===== TEXTE À LIRE

La grande habileté de Luc Tartar est de nous prendre par la main, en un “Je me souviens” qui ferait un détour du côté de La disparition et de W ou le souvenir d’enfance. Comme les textes alternés de Georges Pérec, Dorphé aux enfers revisite sur deux périodes, « l’année érotique » et la nôtre, le mythe d’Orphée et l’inverse en un élan féministe bienvenu, propulsant Eurydice en résistante au poison de la rumeur, à mi-chemin entre Jeanne d’Arc – elle aussi « vient juste d’avoir 17 ans » – et Jean Moulin. Comme chacune et chacun des acteurs, la jeune Laura joue deux rôles, incarnant à la fois Eurydice, la jeune lycéenne de 1969, et sa petite-fille Jade, adolescente de 2023, chacune en lutte contre sa mère (Claire Vidoni).

Oui, l’histoire de la rumeur, des fausses nouvelles et de la diffamation est de longue durée et suscite parfois l’éclat de rire, souvent l’effroi. Ainsi la génération du baby-boom se remémorera sans peine les élucubrations (comme dans une chanson éponyme d’Antoine en 1969, probablement en route vers le coiffeur) autour de la prétendue disparition de Paul McCartney, son sosie post-pochette d’Abbey road et autres balivernes alimentant les bavardages d’avant-surprise partie. Entre Salut les copains et les Damnés de Visconti, Luc Tartar ressuscite fort opportunément le ton d’une époque marquée par le début de l’explosion scolaire et de la révolution des mœurs, deux facteurs importants de la naissance de la rumeur en milieu lycéen, exactement un an après le choc des mentalités en mai 68, y compris sur le campus de La Source où ne s’est pas même rendu Edgar Morin.

Le Temps retrouvé de l’antisémitisme

Entre fantasmes suscités par la minijupe et déboulonnement par référendum de la statue, non du commandeur, mais du général de Gaulle le 28 avril 1969, ce « moment Poher » si particulier est remarquablement rendu, « interlude » inquiétant de vide du pouvoir, d’intérim rappelant les régences troublées, qui précède l’entrée louis-philipparde dans la présidence pompidolienne. Il ne manque que l’évocation de la ténébreuse affaire Markovic, classique et glauque affaire et manipulation érotico-politique, pour faire totalement ressortir des cabines d’essayage et des oubliettes du magasin « Dorphé » tout le parfum musqué d’une époque troublée, comme le temps perdu était sorti de la petite madeleine trempée dans la tasse de thé de Marcel Proust. Tels le côté de Combray et celui de Guermantes, les deux côtés d’Orléans, celui de Jean Zay et celui de Jeanne d’Arc, du collège au lycée de jeunes filles de la ville, se rejoignent en cette « Mam’selle Clio » pugnace, hantée par les silences et la gangrène de la mémoire des adultes, où Vichy occulté ne renvoie qu’à une pastille qui ne passe pas.

==========
===== ENREGISTREMENTS CONSERVÉS

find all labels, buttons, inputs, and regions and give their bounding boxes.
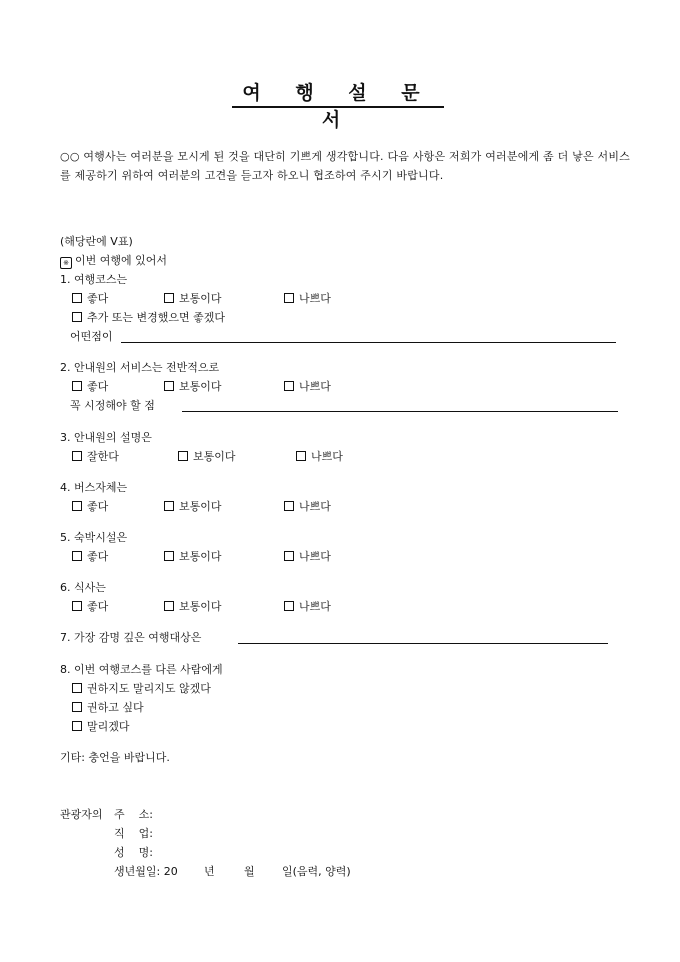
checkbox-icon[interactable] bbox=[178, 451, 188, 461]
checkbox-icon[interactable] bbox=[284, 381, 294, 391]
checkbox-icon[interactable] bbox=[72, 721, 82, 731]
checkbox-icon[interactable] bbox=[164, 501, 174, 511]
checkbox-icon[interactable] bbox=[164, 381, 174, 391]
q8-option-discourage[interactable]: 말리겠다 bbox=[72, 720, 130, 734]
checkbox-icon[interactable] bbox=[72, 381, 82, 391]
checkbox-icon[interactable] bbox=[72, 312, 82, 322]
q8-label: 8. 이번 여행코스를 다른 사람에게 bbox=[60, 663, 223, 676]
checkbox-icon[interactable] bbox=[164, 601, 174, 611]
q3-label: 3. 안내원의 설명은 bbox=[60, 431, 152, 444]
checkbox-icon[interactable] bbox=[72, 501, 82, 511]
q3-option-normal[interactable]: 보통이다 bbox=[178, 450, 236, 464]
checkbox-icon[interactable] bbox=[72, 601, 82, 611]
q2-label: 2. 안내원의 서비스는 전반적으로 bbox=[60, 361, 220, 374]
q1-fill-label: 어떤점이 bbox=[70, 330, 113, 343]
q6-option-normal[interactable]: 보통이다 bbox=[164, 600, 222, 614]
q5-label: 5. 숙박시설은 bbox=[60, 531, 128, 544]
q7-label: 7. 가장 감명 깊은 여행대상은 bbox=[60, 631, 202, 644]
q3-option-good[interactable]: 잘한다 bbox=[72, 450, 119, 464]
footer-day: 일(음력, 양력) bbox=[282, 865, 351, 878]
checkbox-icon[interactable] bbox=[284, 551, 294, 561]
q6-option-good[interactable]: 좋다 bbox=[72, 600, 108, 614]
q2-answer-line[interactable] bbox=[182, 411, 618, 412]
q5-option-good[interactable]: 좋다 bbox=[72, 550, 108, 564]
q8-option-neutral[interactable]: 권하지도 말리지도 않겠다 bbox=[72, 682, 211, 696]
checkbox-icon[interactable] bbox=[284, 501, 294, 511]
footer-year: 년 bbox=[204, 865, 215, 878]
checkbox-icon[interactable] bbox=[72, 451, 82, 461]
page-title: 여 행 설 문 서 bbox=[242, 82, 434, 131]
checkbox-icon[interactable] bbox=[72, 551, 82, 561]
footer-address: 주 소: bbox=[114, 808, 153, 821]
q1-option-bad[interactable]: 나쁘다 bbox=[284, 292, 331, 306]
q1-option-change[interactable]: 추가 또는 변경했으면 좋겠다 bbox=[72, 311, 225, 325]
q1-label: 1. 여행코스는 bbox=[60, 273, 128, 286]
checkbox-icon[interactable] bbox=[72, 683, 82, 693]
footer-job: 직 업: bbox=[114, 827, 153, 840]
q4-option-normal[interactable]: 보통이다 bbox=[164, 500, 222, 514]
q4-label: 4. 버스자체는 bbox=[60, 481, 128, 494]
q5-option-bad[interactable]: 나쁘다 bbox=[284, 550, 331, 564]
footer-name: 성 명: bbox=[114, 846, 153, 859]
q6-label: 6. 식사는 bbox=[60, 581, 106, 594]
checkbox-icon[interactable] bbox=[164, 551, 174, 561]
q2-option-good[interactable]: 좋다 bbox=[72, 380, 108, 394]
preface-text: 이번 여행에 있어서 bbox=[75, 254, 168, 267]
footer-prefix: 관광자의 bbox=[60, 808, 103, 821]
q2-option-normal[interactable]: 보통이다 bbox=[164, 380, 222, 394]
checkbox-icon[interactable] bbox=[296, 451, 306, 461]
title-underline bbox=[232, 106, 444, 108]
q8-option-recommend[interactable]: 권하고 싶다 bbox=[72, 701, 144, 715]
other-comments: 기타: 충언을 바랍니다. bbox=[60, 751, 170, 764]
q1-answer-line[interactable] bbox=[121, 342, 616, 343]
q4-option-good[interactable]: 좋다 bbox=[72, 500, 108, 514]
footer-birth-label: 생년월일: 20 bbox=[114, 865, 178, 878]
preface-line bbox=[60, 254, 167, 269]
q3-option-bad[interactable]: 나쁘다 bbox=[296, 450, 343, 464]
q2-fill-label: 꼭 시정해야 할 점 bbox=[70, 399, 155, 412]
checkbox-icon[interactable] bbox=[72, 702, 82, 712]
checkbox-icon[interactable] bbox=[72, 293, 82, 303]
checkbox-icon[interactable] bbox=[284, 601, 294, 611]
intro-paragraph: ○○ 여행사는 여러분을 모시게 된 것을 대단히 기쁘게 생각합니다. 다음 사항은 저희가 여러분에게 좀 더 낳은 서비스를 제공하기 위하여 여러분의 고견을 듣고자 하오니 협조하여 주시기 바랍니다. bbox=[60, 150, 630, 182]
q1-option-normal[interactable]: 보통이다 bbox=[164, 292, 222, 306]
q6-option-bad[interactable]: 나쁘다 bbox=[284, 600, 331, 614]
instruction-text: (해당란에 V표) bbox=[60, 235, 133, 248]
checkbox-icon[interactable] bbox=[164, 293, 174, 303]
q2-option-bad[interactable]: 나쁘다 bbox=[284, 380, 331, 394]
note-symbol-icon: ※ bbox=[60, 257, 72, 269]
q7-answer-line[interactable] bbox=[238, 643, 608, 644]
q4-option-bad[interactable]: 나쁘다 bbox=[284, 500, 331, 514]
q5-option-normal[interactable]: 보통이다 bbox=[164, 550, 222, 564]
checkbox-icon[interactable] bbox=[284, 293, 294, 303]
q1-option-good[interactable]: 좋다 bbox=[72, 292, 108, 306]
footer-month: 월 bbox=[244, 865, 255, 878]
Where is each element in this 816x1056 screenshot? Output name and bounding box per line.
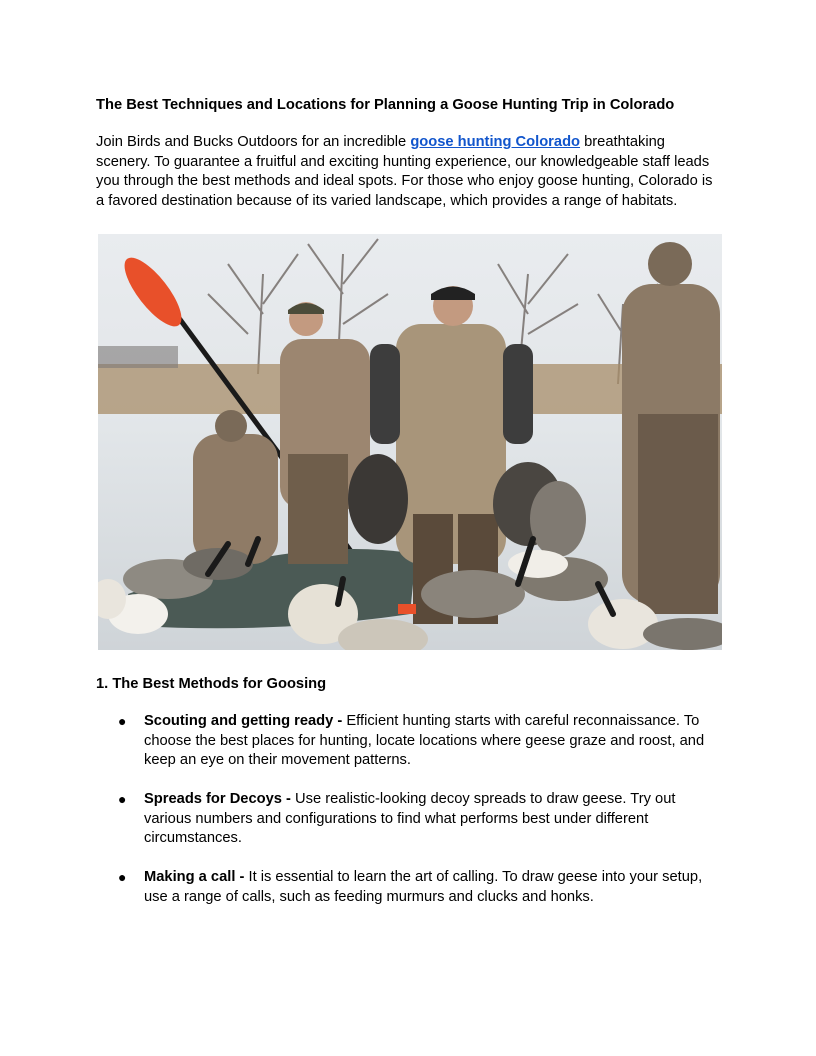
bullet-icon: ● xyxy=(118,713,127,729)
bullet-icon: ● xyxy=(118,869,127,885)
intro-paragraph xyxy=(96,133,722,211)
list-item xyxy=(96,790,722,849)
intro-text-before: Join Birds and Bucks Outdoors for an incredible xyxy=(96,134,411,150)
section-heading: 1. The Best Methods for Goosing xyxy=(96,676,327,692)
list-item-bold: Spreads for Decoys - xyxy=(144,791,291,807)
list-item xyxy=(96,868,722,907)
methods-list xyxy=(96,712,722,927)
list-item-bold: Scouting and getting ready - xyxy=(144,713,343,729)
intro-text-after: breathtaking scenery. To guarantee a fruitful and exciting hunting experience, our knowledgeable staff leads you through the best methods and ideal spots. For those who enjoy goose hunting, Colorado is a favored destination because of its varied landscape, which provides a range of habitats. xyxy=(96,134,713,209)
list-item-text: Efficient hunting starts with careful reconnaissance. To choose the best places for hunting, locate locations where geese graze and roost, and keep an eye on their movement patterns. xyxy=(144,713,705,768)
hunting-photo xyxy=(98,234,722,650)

==========

__EXERCICES__:
a. Selon la critique de Dorphé aux enfers, pourquoi l'explosion scolaire et la révolution des mœurs de l'époque comptent-elles pour le sujet de la pièce ? Répondez en une à trois phrases.
b. Prolongez la critique de Dorphé aux enfers à partir de sa dernière phrase.

__RÉPONSES DONNÉES__:
a. Ce sont deux facteurs importants de la naissance de la rumeur en milieu lycéen. Or la pièce fait d'Eurydice une résistante au poison de la rumeur, et Luc Tartar y ressuscite le ton de cette époque.

b.
« Mam’selle Clio » revisite l’Histoire à rebours de l’oubli. Eurydice dans les bras de Dorphé

Moderne voix d’Orléans inspirée, Eurydice combat pied-à-pied l’odieuse rumeur diffamatoire et en comprend la dimension antisémite, à l’inverse de l’euphémisation assumée par Edgar Morin, simple prêtre de la sociologie expresse, « Un vivant qui passe » à côté de la ville, de son histoire, de son oubli des fantômes d’Orléans et du Loiret des années sombres. Ce passé laissé aux oubliettes, cette descente aux enfers qui ne passe pas, Eurydice l’affronte avec bravoure, en un douloureux voyage à rebours, de Pithiviers à Auschwitz, pour mieux revenir à la source du secret familial, de l’impossible oubli.

Fille courage du dévoilement des crimes de l’Occupation et de la Collaboration d’État, Eurydice se confronte vaillamment à la rumeur, au magasin des horreurs de la haine antisémite ordinaire. Elle combat les préjugés de ses proches, de ses camarades de classe, de la ville dans un premier temps sidérée par le choc de l’infâme diffamation.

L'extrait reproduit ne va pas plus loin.